**Extracted records**:
- - -

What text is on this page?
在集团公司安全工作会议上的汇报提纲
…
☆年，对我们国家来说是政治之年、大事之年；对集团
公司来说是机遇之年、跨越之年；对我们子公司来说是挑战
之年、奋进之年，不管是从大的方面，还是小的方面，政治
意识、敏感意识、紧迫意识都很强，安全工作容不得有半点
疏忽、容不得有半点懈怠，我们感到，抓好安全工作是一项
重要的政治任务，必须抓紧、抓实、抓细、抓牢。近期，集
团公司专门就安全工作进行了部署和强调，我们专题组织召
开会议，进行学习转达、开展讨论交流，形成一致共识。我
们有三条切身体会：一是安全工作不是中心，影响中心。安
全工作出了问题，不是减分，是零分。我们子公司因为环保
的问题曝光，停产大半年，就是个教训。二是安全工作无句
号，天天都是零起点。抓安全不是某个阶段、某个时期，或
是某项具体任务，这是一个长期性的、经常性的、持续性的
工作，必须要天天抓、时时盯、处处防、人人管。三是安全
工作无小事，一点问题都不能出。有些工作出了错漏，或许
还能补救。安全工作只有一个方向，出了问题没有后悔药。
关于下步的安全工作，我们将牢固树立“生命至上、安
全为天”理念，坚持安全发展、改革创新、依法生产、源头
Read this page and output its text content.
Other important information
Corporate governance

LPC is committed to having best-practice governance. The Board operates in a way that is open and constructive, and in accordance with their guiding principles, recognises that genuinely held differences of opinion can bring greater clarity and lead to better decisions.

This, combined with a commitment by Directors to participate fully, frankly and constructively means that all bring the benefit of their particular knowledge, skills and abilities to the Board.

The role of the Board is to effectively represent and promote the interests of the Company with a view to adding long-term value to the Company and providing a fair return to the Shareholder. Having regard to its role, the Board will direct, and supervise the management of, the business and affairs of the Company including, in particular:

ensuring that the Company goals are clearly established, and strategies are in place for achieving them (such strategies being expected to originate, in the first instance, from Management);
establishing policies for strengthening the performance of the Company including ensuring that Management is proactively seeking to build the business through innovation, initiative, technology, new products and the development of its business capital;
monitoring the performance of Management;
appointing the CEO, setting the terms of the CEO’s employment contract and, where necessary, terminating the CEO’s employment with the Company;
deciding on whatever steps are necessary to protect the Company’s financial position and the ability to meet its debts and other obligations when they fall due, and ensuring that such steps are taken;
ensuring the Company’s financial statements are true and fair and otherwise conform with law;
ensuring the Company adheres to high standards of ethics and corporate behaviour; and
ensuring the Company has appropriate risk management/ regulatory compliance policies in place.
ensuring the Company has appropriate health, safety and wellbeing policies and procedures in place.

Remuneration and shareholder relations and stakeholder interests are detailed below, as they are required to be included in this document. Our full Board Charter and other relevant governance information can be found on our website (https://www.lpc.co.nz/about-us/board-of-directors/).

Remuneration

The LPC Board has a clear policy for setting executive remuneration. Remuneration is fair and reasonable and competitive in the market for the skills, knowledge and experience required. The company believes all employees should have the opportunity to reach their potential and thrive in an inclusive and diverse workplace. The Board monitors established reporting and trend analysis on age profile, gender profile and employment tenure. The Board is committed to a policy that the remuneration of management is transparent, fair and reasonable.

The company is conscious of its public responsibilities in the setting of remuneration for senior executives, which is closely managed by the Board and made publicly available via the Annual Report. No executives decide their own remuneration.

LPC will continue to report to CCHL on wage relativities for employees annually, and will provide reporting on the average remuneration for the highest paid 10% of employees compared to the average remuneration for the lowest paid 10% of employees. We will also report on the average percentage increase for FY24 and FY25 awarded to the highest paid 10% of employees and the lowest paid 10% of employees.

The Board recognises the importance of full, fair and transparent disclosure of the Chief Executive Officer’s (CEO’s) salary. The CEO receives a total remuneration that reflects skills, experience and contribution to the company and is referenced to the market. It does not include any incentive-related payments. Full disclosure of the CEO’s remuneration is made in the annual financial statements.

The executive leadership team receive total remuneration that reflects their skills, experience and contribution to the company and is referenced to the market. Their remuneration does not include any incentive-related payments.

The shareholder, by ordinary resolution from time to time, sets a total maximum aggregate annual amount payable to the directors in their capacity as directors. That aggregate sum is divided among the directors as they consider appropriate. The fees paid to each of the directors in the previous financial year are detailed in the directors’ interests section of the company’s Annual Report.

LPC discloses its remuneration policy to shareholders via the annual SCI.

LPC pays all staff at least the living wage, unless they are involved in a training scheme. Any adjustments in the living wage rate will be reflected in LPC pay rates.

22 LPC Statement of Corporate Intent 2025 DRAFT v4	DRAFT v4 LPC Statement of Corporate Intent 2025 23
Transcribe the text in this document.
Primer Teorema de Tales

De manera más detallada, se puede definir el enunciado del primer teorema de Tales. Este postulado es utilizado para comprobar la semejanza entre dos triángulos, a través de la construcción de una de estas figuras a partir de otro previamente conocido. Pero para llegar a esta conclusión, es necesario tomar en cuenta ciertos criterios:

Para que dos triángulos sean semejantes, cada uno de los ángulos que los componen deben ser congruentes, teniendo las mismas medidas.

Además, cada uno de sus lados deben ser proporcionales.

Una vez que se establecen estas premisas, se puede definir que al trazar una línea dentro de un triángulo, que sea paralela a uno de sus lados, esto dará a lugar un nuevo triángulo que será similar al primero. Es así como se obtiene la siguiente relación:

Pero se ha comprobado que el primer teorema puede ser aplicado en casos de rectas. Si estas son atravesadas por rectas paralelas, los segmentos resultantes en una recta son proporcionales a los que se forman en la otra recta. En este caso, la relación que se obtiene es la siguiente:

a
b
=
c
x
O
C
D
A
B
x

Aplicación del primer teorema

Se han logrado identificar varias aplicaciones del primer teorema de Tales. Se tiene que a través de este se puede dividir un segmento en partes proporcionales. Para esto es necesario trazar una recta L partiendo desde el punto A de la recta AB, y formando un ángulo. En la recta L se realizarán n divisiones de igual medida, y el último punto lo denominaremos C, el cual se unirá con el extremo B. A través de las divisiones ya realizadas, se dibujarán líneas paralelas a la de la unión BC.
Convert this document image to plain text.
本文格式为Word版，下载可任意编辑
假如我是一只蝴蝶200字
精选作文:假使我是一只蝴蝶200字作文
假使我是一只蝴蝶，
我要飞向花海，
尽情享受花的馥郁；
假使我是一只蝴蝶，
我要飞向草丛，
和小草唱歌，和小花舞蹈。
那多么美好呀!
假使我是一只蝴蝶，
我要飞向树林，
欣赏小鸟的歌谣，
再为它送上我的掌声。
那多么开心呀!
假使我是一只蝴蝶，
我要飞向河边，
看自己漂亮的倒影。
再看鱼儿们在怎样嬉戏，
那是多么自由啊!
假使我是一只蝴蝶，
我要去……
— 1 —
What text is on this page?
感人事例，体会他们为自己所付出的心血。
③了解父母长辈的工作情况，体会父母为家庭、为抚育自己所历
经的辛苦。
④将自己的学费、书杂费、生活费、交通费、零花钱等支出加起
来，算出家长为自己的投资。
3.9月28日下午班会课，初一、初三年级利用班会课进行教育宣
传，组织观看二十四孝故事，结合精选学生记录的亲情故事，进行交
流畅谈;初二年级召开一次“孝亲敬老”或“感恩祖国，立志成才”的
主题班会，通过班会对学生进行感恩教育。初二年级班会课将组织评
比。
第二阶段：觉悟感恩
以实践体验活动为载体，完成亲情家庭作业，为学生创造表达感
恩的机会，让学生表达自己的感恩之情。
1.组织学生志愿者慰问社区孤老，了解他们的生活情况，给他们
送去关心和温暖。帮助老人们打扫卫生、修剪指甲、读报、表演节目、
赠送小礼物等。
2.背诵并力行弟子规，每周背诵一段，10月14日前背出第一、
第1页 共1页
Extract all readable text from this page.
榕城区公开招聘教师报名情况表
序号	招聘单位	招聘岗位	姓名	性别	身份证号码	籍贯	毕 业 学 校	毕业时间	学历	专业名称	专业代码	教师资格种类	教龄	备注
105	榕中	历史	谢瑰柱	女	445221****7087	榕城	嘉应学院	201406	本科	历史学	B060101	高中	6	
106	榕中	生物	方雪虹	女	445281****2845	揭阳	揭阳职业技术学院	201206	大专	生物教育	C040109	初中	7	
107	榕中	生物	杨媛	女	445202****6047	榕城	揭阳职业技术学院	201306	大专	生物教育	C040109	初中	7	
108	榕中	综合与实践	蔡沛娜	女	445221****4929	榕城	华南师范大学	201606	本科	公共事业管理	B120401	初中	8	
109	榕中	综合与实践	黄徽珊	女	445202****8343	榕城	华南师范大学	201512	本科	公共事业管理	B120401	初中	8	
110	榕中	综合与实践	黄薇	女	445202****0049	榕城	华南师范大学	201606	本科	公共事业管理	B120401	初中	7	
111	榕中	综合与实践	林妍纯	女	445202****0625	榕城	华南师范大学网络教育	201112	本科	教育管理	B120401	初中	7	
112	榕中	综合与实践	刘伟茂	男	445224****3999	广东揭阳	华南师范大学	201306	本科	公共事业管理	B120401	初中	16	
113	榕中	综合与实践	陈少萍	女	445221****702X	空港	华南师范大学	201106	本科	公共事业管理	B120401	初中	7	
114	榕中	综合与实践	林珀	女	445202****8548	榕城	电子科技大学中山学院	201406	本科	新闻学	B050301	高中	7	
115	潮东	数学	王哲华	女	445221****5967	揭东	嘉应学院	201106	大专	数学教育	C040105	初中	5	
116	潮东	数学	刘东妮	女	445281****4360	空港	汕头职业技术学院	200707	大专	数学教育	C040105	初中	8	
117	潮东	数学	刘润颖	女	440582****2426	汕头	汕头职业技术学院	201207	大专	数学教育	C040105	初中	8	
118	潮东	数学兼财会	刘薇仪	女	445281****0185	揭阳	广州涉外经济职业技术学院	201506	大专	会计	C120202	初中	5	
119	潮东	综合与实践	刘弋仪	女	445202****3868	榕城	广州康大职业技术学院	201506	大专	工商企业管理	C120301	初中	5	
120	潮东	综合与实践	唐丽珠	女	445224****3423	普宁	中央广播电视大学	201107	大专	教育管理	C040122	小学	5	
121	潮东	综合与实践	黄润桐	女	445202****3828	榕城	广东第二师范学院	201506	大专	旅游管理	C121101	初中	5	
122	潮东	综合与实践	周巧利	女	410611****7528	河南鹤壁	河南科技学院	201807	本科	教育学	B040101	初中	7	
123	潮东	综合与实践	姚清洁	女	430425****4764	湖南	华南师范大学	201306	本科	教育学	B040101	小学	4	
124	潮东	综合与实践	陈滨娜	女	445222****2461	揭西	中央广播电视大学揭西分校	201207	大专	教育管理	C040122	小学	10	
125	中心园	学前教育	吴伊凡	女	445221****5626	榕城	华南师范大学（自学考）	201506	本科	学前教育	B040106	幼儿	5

- - -

**TASK OBJECTIVE**:
In the listing, find each line with the string "公共事业管理" and copy it.

**SOLUTION FOR THIS EXERCISE**:
108	榕中	综合与实践	蔡沛娜	女	445221****4929	榕城	华南师范大学	201606	本科	公共事业管理	B120401	初中	8	
109	榕中	综合与实践	黄徽珊	女	445202****8343	榕城	华南师范大学	201512	本科	公共事业管理	B120401	初中	8	
110	榕中	综合与实践	黄薇	女	445202****0049	榕城	华南师范大学	201606	本科	公共事业管理	B120401	初中	7	
112	榕中	综合与实践	刘伟茂	男	445224****3999	广东揭阳	华南师范大学	201306	本科	公共事业管理	B120401	初中	16	
113	榕中	综合与实践	陈少萍	女	445221****702X	空港	华南师范大学	201106	本科	公共事业管理	B120401	初中	7	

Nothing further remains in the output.